## Data shown:

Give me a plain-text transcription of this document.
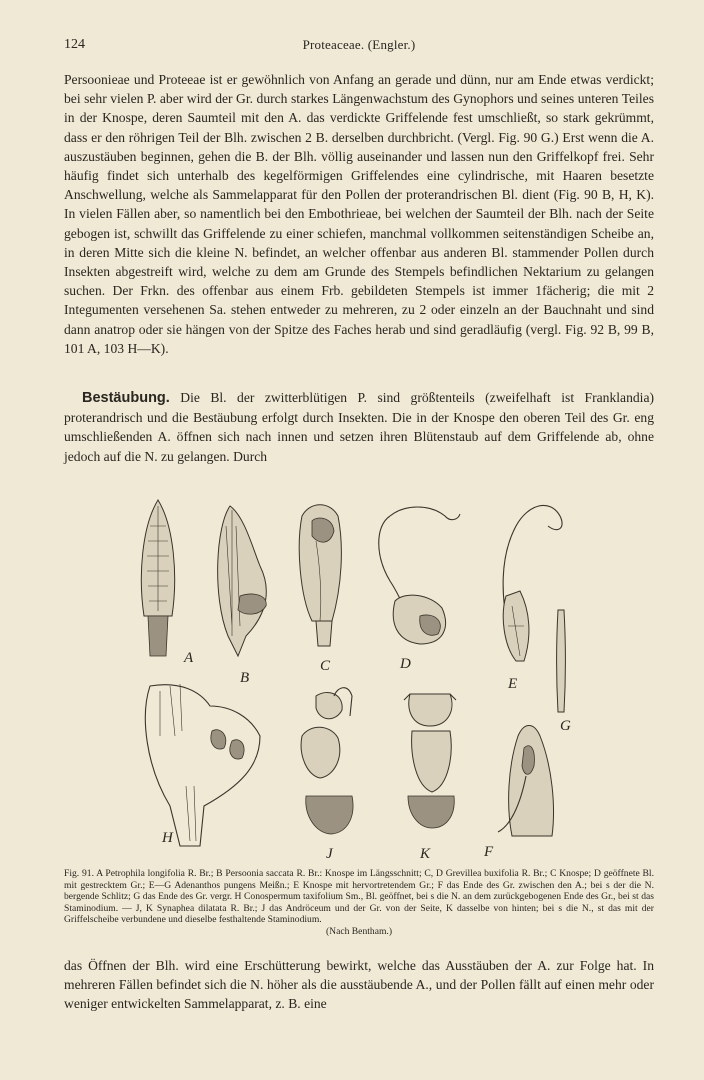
124	Proteaceae. (Engler.)

Persoonieae und Proteeae ist er gewöhnlich von Anfang an gerade und dünn, nur am Ende etwas verdickt; bei sehr vielen P. aber wird der Gr. durch starkes Längenwachstum des Gynophors und seines unteren Teiles in der Knospe, deren Saumteil mit den A. das verdickte Griffelende fest umschließt, so stark gekrümmt, dass er den röhrigen Teil der Blh. zwischen 2 B. derselben durchbricht. (Vergl. Fig. 90 G.) Erst wenn die A. auszustäuben beginnen, gehen die B. der Blh. völlig auseinander und lassen nun den Griffelkopf frei. Sehr häufig findet sich unterhalb des kegelförmigen Griffelendes eine cylindrische, mit Haaren besetzte Anschwellung, welche als Sammelapparat für den Pollen der proterandrischen Bl. dient (Fig. 90 B, H, K). In vielen Fällen aber, so namentlich bei den Embothrieae, bei welchen der Saumteil der Blh. nach der Seite gebogen ist, schwillt das Griffelende zu einer schiefen, manchmal vollkommen seitenständigen Scheibe an, in deren Mitte sich die kleine N. befindet, an welcher offenbar aus anderen Bl. stammender Pollen durch Insekten abgestreift wird, welche zu dem am Grunde des Stempels befindlichen Nektarium zu gelangen suchen. Der Frkn. des offenbar aus einem Frb. gebildeten Stempels ist immer 1fächerig; die mit 2 Integumenten versehenen Sa. stehen entweder zu mehreren, zu 2 oder einzeln an der Bauchnaht und sind dann anatrop oder sie hängen von der Spitze des Faches herab und sind geradläufig (vergl. Fig. 92 B, 99 B, 101 A, 103 H—K).

Bestäubung. Die Bl. der zwitterblütigen P. sind größtenteils (zweifelhaft ist Franklandia) proterandrisch und die Bestäubung erfolgt durch Insekten. Die in der Knospe den oberen Teil des Gr. eng umschließenden A. öffnen sich nach innen und setzen ihren Blütenstaub auf dem Griffelende ab, ohne jedoch auf die N. zu gelangen. Durch

A
B
C	D
E
G
H
J	K	F

Fig. 91. A Petrophila longifolia R. Br.; B Persoonia saccata R. Br.: Knospe im Längsschnitt; C, D Grevillea buxifolia R. Br.; C Knospe; D geöffnete Bl. mit gestrecktem Gr.; E—G Adenanthos pungens Meißn.; E Knospe mit hervortretendem Gr.; F das Ende des Gr. zwischen den A.; bei s der die N. bergende Schlitz; G das Ende des Gr. vergr. H Conospermum taxifolium Sm., Bl. geöffnet, bei s die N. an dem zurückgebogenen Ende des Gr., bei st das Staminodium. — J, K Synaphea dilatata R. Br.; J das Andröceum und der Gr. von der Seite, K dasselbe von hinten; bei s die N., st das mit der Griffelscheibe verbundene und dieselbe festhaltende Staminodium.

(Nach Bentham.)

das Öffnen der Blh. wird eine Erschütterung bewirkt, welche das Ausstäuben der A. zur Folge hat. In mehreren Fällen befindet sich die N. höher als die ausstäubende A., und der Pollen fällt auf einen mehr oder weniger entwickelten Sammelapparat, z. B. eine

## Your goal:
What is needed is an exact reproduction of the data, pictures excluded.

## Task answer:
Give me a plain-text transcription of this document.
124	Proteaceae. (Engler.)

Persoonieae und Proteeae ist er gewöhnlich von Anfang an gerade und dünn, nur am Ende etwas verdickt; bei sehr vielen P. aber wird der Gr. durch starkes Längenwachstum des Gynophors und seines unteren Teiles in der Knospe, deren Saumteil mit den A. das verdickte Griffelende fest umschließt, so stark gekrümmt, dass er den röhrigen Teil der Blh. zwischen 2 B. derselben durchbricht. (Vergl. Fig. 90 G.) Erst wenn die A. auszustäuben beginnen, gehen die B. der Blh. völlig auseinander und lassen nun den Griffelkopf frei. Sehr häufig findet sich unterhalb des kegelförmigen Griffelendes eine cylindrische, mit Haaren besetzte Anschwellung, welche als Sammelapparat für den Pollen der proterandrischen Bl. dient (Fig. 90 B, H, K). In vielen Fällen aber, so namentlich bei den Embothrieae, bei welchen der Saumteil der Blh. nach der Seite gebogen ist, schwillt das Griffelende zu einer schiefen, manchmal vollkommen seitenständigen Scheibe an, in deren Mitte sich die kleine N. befindet, an welcher offenbar aus anderen Bl. stammender Pollen durch Insekten abgestreift wird, welche zu dem am Grunde des Stempels befindlichen Nektarium zu gelangen suchen. Der Frkn. des offenbar aus einem Frb. gebildeten Stempels ist immer 1fächerig; die mit 2 Integumenten versehenen Sa. stehen entweder zu mehreren, zu 2 oder einzeln an der Bauchnaht und sind dann anatrop oder sie hängen von der Spitze des Faches herab und sind geradläufig (vergl. Fig. 92 B, 99 B, 101 A, 103 H—K).

Bestäubung. Die Bl. der zwitterblütigen P. sind größtenteils (zweifelhaft ist Franklandia) proterandrisch und die Bestäubung erfolgt durch Insekten. Die in der Knospe den oberen Teil des Gr. eng umschließenden A. öffnen sich nach innen und setzen ihren Blütenstaub auf dem Griffelende ab, ohne jedoch auf die N. zu gelangen. Durch

A
B
C	D
E
G
H
J	K	F

Fig. 91. A Petrophila longifolia R. Br.; B Persoonia saccata R. Br.: Knospe im Längsschnitt; C, D Grevillea buxifolia R. Br.; C Knospe; D geöffnete Bl. mit gestrecktem Gr.; E—G Adenanthos pungens Meißn.; E Knospe mit hervortretendem Gr.; F das Ende des Gr. zwischen den A.; bei s der die N. bergende Schlitz; G das Ende des Gr. vergr. H Conospermum taxifolium Sm., Bl. geöffnet, bei s die N. an dem zurückgebogenen Ende des Gr., bei st das Staminodium. — J, K Synaphea dilatata R. Br.; J das Andröceum und der Gr. von der Seite, K dasselbe von hinten; bei s die N., st das mit der Griffelscheibe verbundene und dieselbe festhaltende Staminodium.

(Nach Bentham.)

das Öffnen der Blh. wird eine Erschütterung bewirkt, welche das Ausstäuben der A. zur Folge hat. In mehreren Fällen befindet sich die N. höher als die ausstäubende A., und der Pollen fällt auf einen mehr oder weniger entwickelten Sammelapparat, z. B. eine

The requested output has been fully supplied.